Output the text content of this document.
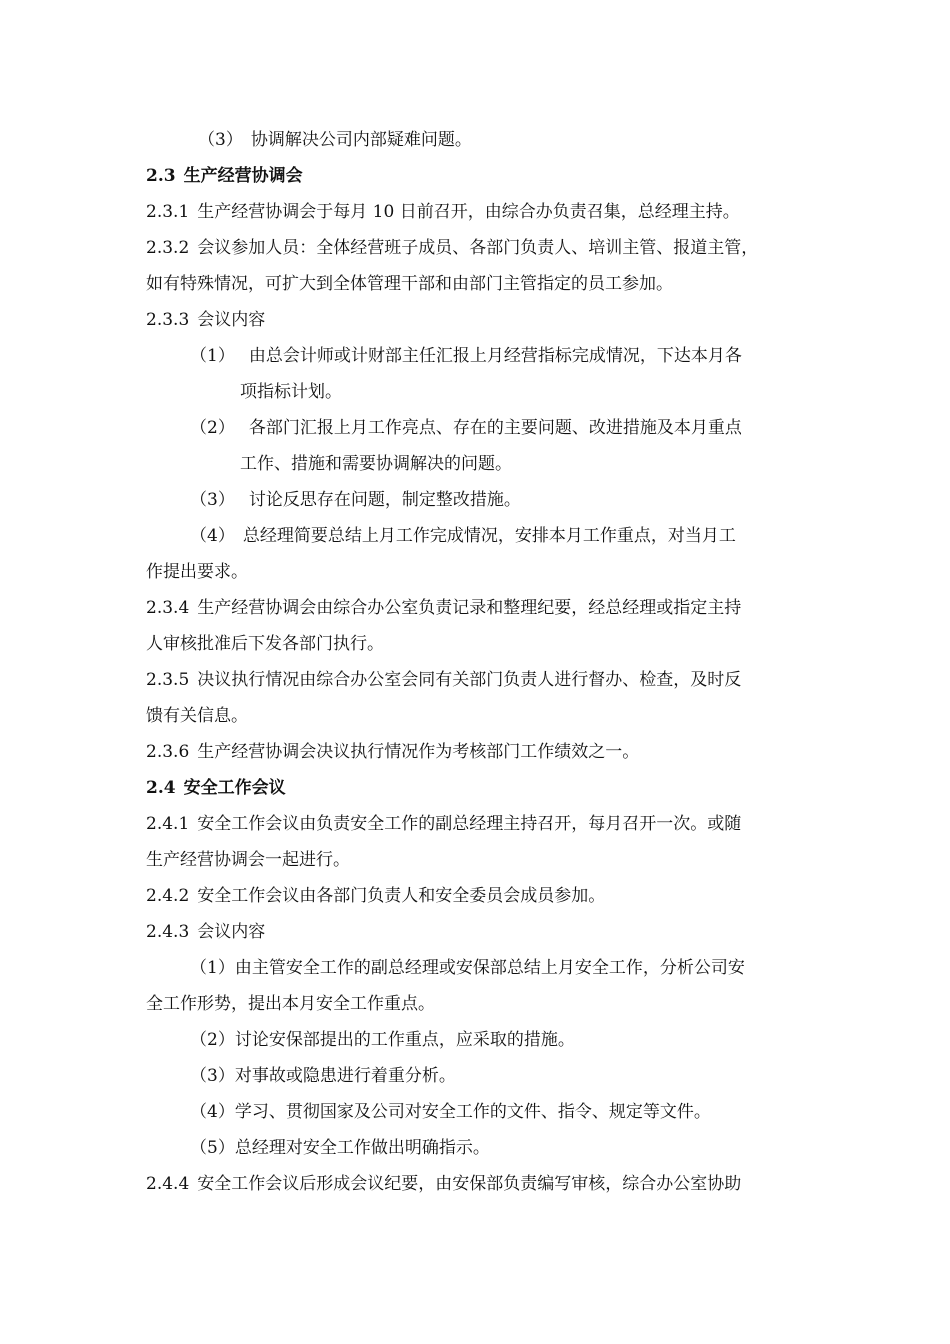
（3） 协调解决公司内部疑难问题。
2.3 生产经营协调会
2.3.1 生产经营协调会于每月 10 日前召开，由综合办负责召集，总经理主持。
2.3.2 会议参加人员：全体经营班子成员、各部门负责人、培训主管、报道主管，
如有特殊情况，可扩大到全体管理干部和由部门主管指定的员工参加。
2.3.3 会议内容
（1） 由总会计师或计财部主任汇报上月经营指标完成情况，下达本月各
项指标计划。
（2） 各部门汇报上月工作亮点、存在的主要问题、改进措施及本月重点
工作、措施和需要协调解决的问题。
（3） 讨论反思存在问题，制定整改措施。
（4） 总经理简要总结上月工作完成情况，安排本月工作重点，对当月工
作提出要求。
2.3.4 生产经营协调会由综合办公室负责记录和整理纪要，经总经理或指定主持
人审核批准后下发各部门执行。
2.3.5 决议执行情况由综合办公室会同有关部门负责人进行督办、检查，及时反
馈有关信息。
2.3.6 生产经营协调会决议执行情况作为考核部门工作绩效之一。
2.4 安全工作会议
2.4.1 安全工作会议由负责安全工作的副总经理主持召开，每月召开一次。或随
生产经营协调会一起进行。
2.4.2 安全工作会议由各部门负责人和安全委员会成员参加。
2.4.3 会议内容
（1）由主管安全工作的副总经理或安保部总结上月安全工作，分析公司安
全工作形势，提出本月安全工作重点。
（2）讨论安保部提出的工作重点，应采取的措施。
（3）对事故或隐患进行着重分析。
（4）学习、贯彻国家及公司对安全工作的文件、指令、规定等文件。
（5）总经理对安全工作做出明确指示。
2.4.4 安全工作会议后形成会议纪要，由安保部负责编写审核，综合办公室协助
◆ ◆ ◆ ◆ ◆ ◆ ◆
* _Task statement_
Every record gets retyped exactly; no picture goes into the copy.

* _Output of the task_
Output the text content of this document.
（3） 协调解决公司内部疑难问题。
2.3 生产经营协调会
2.3.1 生产经营协调会于每月 10 日前召开，由综合办负责召集，总经理主持。
2.3.2 会议参加人员：全体经营班子成员、各部门负责人、培训主管、报道主管，
如有特殊情况，可扩大到全体管理干部和由部门主管指定的员工参加。
2.3.3 会议内容
（1） 由总会计师或计财部主任汇报上月经营指标完成情况，下达本月各
项指标计划。
（2） 各部门汇报上月工作亮点、存在的主要问题、改进措施及本月重点
工作、措施和需要协调解决的问题。
（3） 讨论反思存在问题，制定整改措施。
（4） 总经理简要总结上月工作完成情况，安排本月工作重点，对当月工
作提出要求。
2.3.4 生产经营协调会由综合办公室负责记录和整理纪要，经总经理或指定主持
人审核批准后下发各部门执行。
2.3.5 决议执行情况由综合办公室会同有关部门负责人进行督办、检查，及时反
馈有关信息。
2.3.6 生产经营协调会决议执行情况作为考核部门工作绩效之一。
2.4 安全工作会议
2.4.1 安全工作会议由负责安全工作的副总经理主持召开，每月召开一次。或随
生产经营协调会一起进行。
2.4.2 安全工作会议由各部门负责人和安全委员会成员参加。
2.4.3 会议内容
（1）由主管安全工作的副总经理或安保部总结上月安全工作，分析公司安
全工作形势，提出本月安全工作重点。
（2）讨论安保部提出的工作重点，应采取的措施。
（3）对事故或隐患进行着重分析。
（4）学习、贯彻国家及公司对安全工作的文件、指令、规定等文件。
（5）总经理对安全工作做出明确指示。
2.4.4 安全工作会议后形成会议纪要，由安保部负责编写审核，综合办公室协助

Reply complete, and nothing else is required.